● Your objective
Copy the records below exactly as they are written.

--- Data for this task ---

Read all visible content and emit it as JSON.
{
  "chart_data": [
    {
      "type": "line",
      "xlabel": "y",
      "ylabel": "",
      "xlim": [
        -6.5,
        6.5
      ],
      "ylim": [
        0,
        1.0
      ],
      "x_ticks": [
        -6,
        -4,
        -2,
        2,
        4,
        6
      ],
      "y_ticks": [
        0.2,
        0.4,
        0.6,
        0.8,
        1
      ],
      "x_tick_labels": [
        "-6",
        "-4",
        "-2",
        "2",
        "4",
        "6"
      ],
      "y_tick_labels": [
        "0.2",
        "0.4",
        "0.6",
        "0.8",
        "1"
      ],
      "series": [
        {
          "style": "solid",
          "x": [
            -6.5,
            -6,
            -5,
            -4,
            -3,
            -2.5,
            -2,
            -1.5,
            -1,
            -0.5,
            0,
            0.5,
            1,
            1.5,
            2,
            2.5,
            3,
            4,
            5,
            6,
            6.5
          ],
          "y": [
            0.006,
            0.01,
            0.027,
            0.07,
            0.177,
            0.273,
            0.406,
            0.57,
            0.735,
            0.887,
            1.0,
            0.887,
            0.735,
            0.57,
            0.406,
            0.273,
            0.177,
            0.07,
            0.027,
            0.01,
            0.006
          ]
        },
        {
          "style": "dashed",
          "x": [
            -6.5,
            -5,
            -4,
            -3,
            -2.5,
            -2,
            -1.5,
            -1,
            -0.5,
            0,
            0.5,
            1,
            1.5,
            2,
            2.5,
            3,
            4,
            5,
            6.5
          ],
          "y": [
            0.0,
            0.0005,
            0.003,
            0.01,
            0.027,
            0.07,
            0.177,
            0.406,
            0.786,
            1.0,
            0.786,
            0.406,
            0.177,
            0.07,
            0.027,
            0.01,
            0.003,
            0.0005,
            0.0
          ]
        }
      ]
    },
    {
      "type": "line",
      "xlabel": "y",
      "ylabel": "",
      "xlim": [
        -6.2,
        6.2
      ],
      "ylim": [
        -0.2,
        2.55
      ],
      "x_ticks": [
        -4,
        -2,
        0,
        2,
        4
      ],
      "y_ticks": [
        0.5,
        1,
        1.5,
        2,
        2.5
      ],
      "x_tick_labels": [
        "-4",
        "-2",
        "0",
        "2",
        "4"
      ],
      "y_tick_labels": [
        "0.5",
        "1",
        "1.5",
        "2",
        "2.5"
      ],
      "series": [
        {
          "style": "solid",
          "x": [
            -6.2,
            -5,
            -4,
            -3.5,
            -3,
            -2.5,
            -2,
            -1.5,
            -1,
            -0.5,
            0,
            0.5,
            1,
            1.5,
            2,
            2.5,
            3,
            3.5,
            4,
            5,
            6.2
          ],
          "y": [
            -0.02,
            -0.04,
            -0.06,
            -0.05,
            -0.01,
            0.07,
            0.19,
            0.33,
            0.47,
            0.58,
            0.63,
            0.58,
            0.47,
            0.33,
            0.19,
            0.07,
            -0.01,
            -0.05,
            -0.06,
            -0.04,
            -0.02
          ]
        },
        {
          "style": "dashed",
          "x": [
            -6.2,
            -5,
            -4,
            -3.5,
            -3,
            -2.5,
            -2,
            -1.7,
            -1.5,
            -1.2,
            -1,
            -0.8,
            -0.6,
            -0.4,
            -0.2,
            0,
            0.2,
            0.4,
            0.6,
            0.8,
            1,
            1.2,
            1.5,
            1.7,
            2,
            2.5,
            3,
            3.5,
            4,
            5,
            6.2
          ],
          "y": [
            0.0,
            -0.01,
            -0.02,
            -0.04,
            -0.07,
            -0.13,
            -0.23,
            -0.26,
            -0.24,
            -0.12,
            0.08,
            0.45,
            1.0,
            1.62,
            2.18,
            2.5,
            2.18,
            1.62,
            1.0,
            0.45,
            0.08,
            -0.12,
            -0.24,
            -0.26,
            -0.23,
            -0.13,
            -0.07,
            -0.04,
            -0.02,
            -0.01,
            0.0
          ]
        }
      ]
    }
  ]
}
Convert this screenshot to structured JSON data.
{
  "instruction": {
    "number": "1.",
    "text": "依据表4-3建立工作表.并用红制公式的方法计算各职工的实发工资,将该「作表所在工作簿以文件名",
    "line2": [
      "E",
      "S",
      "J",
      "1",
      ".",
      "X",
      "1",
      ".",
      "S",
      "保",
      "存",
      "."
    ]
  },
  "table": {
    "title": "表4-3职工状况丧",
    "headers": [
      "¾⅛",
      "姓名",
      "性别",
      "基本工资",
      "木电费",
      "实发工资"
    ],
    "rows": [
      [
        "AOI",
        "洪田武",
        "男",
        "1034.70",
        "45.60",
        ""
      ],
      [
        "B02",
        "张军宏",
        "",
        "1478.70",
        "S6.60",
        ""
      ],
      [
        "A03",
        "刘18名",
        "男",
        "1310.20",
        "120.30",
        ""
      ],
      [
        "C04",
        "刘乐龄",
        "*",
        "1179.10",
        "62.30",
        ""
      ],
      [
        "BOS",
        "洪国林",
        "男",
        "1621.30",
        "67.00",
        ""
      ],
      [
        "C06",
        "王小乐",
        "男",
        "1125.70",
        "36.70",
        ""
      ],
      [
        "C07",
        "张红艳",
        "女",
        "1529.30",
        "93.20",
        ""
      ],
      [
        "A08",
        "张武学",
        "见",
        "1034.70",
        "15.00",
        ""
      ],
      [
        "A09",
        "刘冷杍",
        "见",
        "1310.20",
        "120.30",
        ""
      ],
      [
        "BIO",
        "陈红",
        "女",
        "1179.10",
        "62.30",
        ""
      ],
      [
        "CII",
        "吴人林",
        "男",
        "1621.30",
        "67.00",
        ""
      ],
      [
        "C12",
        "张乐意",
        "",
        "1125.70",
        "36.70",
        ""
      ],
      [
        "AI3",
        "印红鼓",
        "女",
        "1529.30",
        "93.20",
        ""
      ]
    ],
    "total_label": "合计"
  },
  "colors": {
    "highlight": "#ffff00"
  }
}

---

● Written solution
Read all visible content and emit it as JSON.
{
  "chart_data": [
    {
      "type": "line",
      "xlabel": "y",
      "ylabel": "",
      "xlim": [
        -6.5,
        6.5
      ],
      "ylim": [
        0,
        1.0
      ],
      "x_ticks": [
        -6,
        -4,
        -2,
        2,
        4,
        6
      ],
      "y_ticks": [
        0.2,
        0.4,
        0.6,
        0.8,
        1
      ],
      "x_tick_labels": [
        "-6",
        "-4",
        "-2",
        "2",
        "4",
        "6"
      ],
      "y_tick_labels": [
        "0.2",
        "0.4",
        "0.6",
        "0.8",
        "1"
      ],
      "series": [
        {
          "style": "solid",
          "x": [
            -6.5,
            -6,
            -5,
            -4,
            -3,
            -2.5,
            -2,
            -1.5,
            -1,
            -0.5,
            0,
            0.5,
            1,
            1.5,
            2,
            2.5,
            3,
            4,
            5,
            6,
            6.5
          ],
          "y": [
            0.006,
            0.01,
            0.027,
            0.07,
            0.177,
            0.273,
            0.406,
            0.57,
            0.735,
            0.887,
            1.0,
            0.887,
            0.735,
            0.57,
            0.406,
            0.273,
            0.177,
            0.07,
            0.027,
            0.01,
            0.006
          ]
        },
        {
          "style": "dashed",
          "x": [
            -6.5,
            -5,
            -4,
            -3,
            -2.5,
            -2,
            -1.5,
            -1,
            -0.5,
            0,
            0.5,
            1,
            1.5,
            2,
            2.5,
            3,
            4,
            5,
            6.5
          ],
          "y": [
            0.0,
            0.0005,
            0.003,
            0.01,
            0.027,
            0.07,
            0.177,
            0.406,
            0.786,
            1.0,
            0.786,
            0.406,
            0.177,
            0.07,
            0.027,
            0.01,
            0.003,
            0.0005,
            0.0
          ]
        }
      ]
    },
    {
      "type": "line",
      "xlabel": "y",
      "ylabel": "",
      "xlim": [
        -6.2,
        6.2
      ],
      "ylim": [
        -0.2,
        2.55
      ],
      "x_ticks": [
        -4,
        -2,
        0,
        2,
        4
      ],
      "y_ticks": [
        0.5,
        1,
        1.5,
        2,
        2.5
      ],
      "x_tick_labels": [
        "-4",
        "-2",
        "0",
        "2",
        "4"
      ],
      "y_tick_labels": [
        "0.5",
        "1",
        "1.5",
        "2",
        "2.5"
      ],
      "series": [
        {
          "style": "solid",
          "x": [
            -6.2,
            -5,
            -4,
            -3.5,
            -3,
            -2.5,
            -2,
            -1.5,
            -1,
            -0.5,
            0,
            0.5,
            1,
            1.5,
            2,
            2.5,
            3,
            3.5,
            4,
            5,
            6.2
          ],
          "y": [
            -0.02,
            -0.04,
            -0.06,
            -0.05,
            -0.01,
            0.07,
            0.19,
            0.33,
            0.47,
            0.58,
            0.63,
            0.58,
            0.47,
            0.33,
            0.19,
            0.07,
            -0.01,
            -0.05,
            -0.06,
            -0.04,
            -0.02
          ]
        },
        {
          "style": "dashed",
          "x": [
            -6.2,
            -5,
            -4,
            -3.5,
            -3,
            -2.5,
            -2,
            -1.7,
            -1.5,
            -1.2,
            -1,
            -0.8,
            -0.6,
            -0.4,
            -0.2,
            0,
            0.2,
            0.4,
            0.6,
            0.8,
            1,
            1.2,
            1.5,
            1.7,
            2,
            2.5,
            3,
            3.5,
            4,
            5,
            6.2
          ],
          "y": [
            0.0,
            -0.01,
            -0.02,
            -0.04,
            -0.07,
            -0.13,
            -0.23,
            -0.26,
            -0.24,
            -0.12,
            0.08,
            0.45,
            1.0,
            1.62,
            2.18,
            2.5,
            2.18,
            1.62,
            1.0,
            0.45,
            0.08,
            -0.12,
            -0.24,
            -0.26,
            -0.23,
            -0.13,
            -0.07,
            -0.04,
            -0.02,
            -0.01,
            0.0
          ]
        }
      ]
    }
  ]
}
Convert this screenshot to structured JSON data.
{
  "instruction": {
    "number": "1.",
    "text": "依据表4-3建立工作表.并用红制公式的方法计算各职工的实发工资,将该「作表所在工作簿以文件名",
    "line2": [
      "E",
      "S",
      "J",
      "1",
      ".",
      "X",
      "1",
      ".",
      "S",
      "保",
      "存",
      "."
    ]
  },
  "table": {
    "title": "表4-3职工状况丧",
    "headers": [
      "¾⅛",
      "姓名",
      "性别",
      "基本工资",
      "木电费",
      "实发工资"
    ],
    "rows": [
      [
        "AOI",
        "洪田武",
        "男",
        "1034.70",
        "45.60",
        ""
      ],
      [
        "B02",
        "张军宏",
        "",
        "1478.70",
        "S6.60",
        ""
      ],
      [
        "A03",
        "刘18名",
        "男",
        "1310.20",
        "120.30",
        ""
      ],
      [
        "C04",
        "刘乐龄",
        "*",
        "1179.10",
        "62.30",
        ""
      ],
      [
        "BOS",
        "洪国林",
        "男",
        "1621.30",
        "67.00",
        ""
      ],
      [
        "C06",
        "王小乐",
        "男",
        "1125.70",
        "36.70",
        ""
      ],
      [
        "C07",
        "张红艳",
        "女",
        "1529.30",
        "93.20",
        ""
      ],
      [
        "A08",
        "张武学",
        "见",
        "1034.70",
        "15.00",
        ""
      ],
      [
        "A09",
        "刘冷杍",
        "见",
        "1310.20",
        "120.30",
        ""
      ],
      [
        "BIO",
        "陈红",
        "女",
        "1179.10",
        "62.30",
        ""
      ],
      [
        "CII",
        "吴人林",
        "男",
        "1621.30",
        "67.00",
        ""
      ],
      [
        "C12",
        "张乐意",
        "",
        "1125.70",
        "36.70",
        ""
      ],
      [
        "AI3",
        "印红鼓",
        "女",
        "1529.30",
        "93.20",
        ""
      ]
    ],
    "total_label": "合计"
  },
  "colors": {
    "highlight": "#ffff00"
  }
}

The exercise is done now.